■ **Given problem**
Spot each line in the records below where the word "Precip" occurs, then copy it.

(Dataset listings of figures)
* * * * * * *

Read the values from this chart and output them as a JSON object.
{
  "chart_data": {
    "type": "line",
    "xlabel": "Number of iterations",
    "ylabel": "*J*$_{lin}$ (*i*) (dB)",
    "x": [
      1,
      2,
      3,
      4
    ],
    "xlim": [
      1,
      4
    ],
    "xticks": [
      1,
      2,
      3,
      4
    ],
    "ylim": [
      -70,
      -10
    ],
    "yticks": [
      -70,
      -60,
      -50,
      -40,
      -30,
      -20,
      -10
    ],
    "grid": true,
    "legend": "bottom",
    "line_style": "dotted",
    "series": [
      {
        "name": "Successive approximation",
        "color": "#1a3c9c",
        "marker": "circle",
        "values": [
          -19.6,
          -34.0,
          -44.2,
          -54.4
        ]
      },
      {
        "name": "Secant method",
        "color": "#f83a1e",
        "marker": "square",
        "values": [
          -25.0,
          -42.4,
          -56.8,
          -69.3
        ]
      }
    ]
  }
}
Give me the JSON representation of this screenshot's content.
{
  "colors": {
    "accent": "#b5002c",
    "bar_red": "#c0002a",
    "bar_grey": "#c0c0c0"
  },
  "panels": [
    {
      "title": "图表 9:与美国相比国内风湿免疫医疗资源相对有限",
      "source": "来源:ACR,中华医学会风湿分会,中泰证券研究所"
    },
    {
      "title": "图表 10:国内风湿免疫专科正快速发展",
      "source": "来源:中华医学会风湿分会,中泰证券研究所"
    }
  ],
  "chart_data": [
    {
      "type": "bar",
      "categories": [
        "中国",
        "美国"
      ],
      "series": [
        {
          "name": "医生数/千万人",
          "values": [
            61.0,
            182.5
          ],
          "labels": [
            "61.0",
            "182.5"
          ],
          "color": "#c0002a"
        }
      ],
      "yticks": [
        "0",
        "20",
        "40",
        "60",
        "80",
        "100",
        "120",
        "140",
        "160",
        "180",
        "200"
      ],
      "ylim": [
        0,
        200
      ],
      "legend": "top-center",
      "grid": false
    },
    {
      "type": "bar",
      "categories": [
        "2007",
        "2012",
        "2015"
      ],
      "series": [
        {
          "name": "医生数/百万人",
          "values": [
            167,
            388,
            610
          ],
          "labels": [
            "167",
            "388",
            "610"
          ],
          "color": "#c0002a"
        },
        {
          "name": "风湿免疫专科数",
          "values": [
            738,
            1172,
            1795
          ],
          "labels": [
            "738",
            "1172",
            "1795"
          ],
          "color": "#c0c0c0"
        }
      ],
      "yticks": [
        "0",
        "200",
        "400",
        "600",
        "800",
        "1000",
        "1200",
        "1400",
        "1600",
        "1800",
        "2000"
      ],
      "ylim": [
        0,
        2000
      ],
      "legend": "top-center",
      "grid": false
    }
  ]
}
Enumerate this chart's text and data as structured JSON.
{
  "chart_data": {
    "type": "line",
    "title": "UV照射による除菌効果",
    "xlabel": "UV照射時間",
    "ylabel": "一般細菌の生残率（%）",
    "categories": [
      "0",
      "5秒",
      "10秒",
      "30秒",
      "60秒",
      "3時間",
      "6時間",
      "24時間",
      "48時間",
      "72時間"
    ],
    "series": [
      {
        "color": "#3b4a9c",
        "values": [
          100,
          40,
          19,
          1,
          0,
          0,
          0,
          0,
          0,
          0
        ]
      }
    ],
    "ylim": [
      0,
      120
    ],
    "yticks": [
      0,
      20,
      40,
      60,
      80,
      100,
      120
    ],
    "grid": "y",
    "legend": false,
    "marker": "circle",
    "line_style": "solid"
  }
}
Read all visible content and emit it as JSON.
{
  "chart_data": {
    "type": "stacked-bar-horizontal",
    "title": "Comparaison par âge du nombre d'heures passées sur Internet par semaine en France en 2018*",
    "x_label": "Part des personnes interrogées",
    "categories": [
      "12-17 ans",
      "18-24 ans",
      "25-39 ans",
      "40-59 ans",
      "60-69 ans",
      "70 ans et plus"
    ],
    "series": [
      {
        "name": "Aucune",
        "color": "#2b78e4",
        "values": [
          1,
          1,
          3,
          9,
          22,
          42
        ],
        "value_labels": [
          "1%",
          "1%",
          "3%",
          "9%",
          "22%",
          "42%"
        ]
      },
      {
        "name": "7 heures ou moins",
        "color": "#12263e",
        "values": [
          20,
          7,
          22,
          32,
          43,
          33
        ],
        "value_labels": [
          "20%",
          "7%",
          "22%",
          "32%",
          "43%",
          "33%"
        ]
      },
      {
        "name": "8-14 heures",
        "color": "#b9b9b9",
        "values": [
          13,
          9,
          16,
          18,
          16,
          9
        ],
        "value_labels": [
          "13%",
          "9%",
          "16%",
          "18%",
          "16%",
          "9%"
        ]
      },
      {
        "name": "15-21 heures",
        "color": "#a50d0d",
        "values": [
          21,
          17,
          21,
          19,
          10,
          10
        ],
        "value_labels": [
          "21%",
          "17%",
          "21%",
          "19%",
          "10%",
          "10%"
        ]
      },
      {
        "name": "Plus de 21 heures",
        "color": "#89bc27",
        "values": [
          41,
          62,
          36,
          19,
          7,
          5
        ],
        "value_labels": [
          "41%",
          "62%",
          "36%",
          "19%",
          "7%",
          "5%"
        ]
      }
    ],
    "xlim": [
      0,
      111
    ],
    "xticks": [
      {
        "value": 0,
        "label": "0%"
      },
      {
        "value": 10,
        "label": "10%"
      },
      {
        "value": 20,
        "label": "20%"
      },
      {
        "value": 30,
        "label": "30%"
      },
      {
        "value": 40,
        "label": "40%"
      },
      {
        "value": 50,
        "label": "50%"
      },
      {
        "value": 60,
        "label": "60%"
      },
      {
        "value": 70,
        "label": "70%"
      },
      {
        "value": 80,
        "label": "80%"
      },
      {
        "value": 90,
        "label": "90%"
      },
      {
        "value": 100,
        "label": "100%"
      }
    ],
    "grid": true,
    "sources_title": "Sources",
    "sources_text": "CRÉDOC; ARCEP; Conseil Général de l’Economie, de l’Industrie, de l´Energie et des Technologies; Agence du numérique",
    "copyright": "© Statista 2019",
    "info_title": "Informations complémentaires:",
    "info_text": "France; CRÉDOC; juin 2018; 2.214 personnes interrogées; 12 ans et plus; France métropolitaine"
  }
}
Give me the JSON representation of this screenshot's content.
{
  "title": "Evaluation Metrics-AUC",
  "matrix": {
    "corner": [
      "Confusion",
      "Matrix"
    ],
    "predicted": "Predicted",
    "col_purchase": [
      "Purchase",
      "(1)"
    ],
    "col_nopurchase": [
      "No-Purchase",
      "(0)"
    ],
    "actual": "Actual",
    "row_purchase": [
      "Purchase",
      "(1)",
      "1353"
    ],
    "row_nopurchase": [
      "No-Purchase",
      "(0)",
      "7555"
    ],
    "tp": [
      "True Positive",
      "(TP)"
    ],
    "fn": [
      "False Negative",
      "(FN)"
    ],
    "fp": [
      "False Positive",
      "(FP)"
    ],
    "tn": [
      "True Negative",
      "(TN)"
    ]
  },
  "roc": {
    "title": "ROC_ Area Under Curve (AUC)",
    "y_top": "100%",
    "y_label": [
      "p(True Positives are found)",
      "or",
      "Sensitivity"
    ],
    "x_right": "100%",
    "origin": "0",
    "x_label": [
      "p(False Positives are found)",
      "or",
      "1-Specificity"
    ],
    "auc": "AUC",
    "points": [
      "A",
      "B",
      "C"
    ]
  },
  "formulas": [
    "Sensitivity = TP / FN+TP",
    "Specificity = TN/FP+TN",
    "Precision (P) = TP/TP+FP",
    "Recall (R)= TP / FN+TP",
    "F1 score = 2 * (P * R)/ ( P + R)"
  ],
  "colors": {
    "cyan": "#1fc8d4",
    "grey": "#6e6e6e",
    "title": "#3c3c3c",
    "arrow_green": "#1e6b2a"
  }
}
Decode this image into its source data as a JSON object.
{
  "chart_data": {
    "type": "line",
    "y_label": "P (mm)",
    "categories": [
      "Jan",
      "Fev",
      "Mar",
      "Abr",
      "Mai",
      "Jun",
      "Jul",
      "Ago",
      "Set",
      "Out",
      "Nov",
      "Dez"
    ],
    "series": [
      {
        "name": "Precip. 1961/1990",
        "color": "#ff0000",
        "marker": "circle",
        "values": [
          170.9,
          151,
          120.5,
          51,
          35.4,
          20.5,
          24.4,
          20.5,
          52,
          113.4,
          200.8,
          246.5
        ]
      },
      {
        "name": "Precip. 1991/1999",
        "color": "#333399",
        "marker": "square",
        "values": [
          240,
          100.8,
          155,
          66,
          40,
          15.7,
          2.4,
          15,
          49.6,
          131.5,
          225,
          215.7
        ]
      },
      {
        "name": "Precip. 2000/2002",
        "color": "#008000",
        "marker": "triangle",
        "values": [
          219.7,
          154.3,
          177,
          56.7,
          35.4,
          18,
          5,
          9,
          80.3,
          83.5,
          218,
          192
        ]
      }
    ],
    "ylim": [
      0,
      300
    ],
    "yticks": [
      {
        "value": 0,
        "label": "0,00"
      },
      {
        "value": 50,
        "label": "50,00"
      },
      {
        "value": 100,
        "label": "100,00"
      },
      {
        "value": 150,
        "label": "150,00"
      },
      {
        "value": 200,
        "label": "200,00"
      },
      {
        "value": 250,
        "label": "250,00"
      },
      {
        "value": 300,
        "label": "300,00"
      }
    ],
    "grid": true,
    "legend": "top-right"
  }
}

* * * * * * *

■ **Final result**
        "name": "Precip. 1961/1990",
        "name": "Precip. 1991/1999",
        "name": "Precip. 2000/2002",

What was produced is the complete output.